▽

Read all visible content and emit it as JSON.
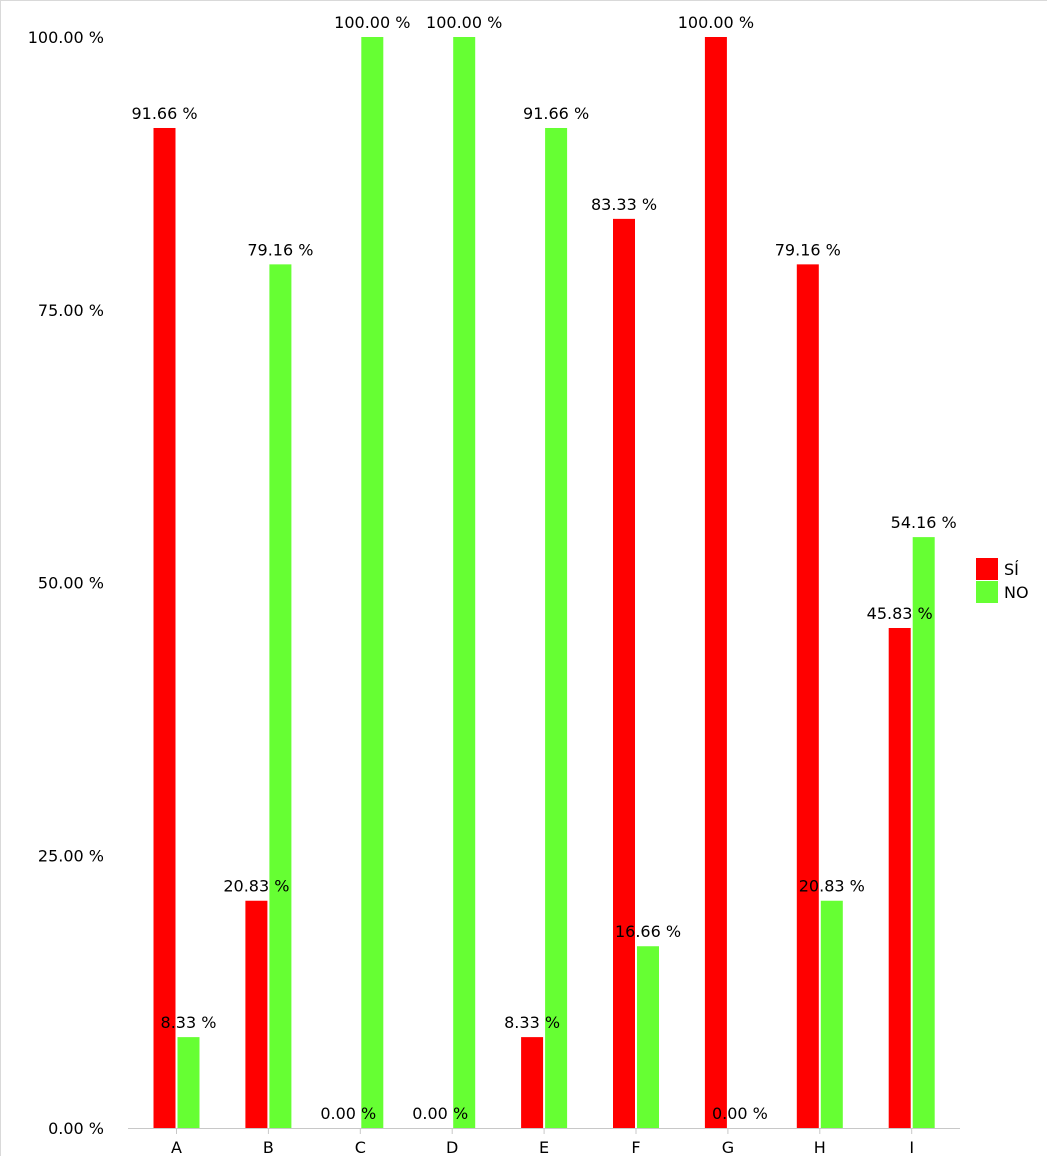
{
  "chart_data": {
    "type": "bar",
    "categories": [
      "A",
      "B",
      "C",
      "D",
      "E",
      "F",
      "G",
      "H",
      "I"
    ],
    "series": [
      {
        "name": "SÍ",
        "color": "#ff0000",
        "values": [
          91.66,
          20.83,
          0.0,
          0.0,
          8.33,
          83.33,
          100.0,
          79.16,
          45.83
        ],
        "labels": [
          "91.66 %",
          "20.83 %",
          "0.00 %",
          "0.00 %",
          "8.33 %",
          "83.33 %",
          "100.00 %",
          "79.16 %",
          "45.83 %"
        ]
      },
      {
        "name": "NO",
        "color": "#66ff33",
        "values": [
          8.33,
          79.16,
          100.0,
          100.0,
          91.66,
          16.66,
          0.0,
          20.83,
          54.16
        ],
        "labels": [
          "8.33 %",
          "79.16 %",
          "100.00 %",
          "100.00 %",
          "91.66 %",
          "16.66 %",
          "0.00 %",
          "20.83 %",
          "54.16 %"
        ]
      }
    ],
    "ylim": [
      0,
      100
    ],
    "yticks": [
      0,
      25,
      50,
      75,
      100
    ],
    "ytick_labels": [
      "0.00 %",
      "25.00 %",
      "50.00 %",
      "75.00 %",
      "100.00 %"
    ],
    "title": "",
    "xlabel": "",
    "ylabel": "",
    "grid": false,
    "legend_position": "right"
  }
}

△

Written task>
Reproduce all of the material above word for word. Omit the pictures.

Completed task>
Read all visible content and emit it as JSON.
{
  "chart_data": {
    "type": "bar",
    "categories": [
      "A",
      "B",
      "C",
      "D",
      "E",
      "F",
      "G",
      "H",
      "I"
    ],
    "series": [
      {
        "name": "SÍ",
        "color": "#ff0000",
        "values": [
          91.66,
          20.83,
          0.0,
          0.0,
          8.33,
          83.33,
          100.0,
          79.16,
          45.83
        ],
        "labels": [
          "91.66 %",
          "20.83 %",
          "0.00 %",
          "0.00 %",
          "8.33 %",
          "83.33 %",
          "100.00 %",
          "79.16 %",
          "45.83 %"
        ]
      },
      {
        "name": "NO",
        "color": "#66ff33",
        "values": [
          8.33,
          79.16,
          100.0,
          100.0,
          91.66,
          16.66,
          0.0,
          20.83,
          54.16
        ],
        "labels": [
          "8.33 %",
          "79.16 %",
          "100.00 %",
          "100.00 %",
          "91.66 %",
          "16.66 %",
          "0.00 %",
          "20.83 %",
          "54.16 %"
        ]
      }
    ],
    "ylim": [
      0,
      100
    ],
    "yticks": [
      0,
      25,
      50,
      75,
      100
    ],
    "ytick_labels": [
      "0.00 %",
      "25.00 %",
      "50.00 %",
      "75.00 %",
      "100.00 %"
    ],
    "title": "",
    "xlabel": "",
    "ylabel": "",
    "grid": false,
    "legend_position": "right"
  }
}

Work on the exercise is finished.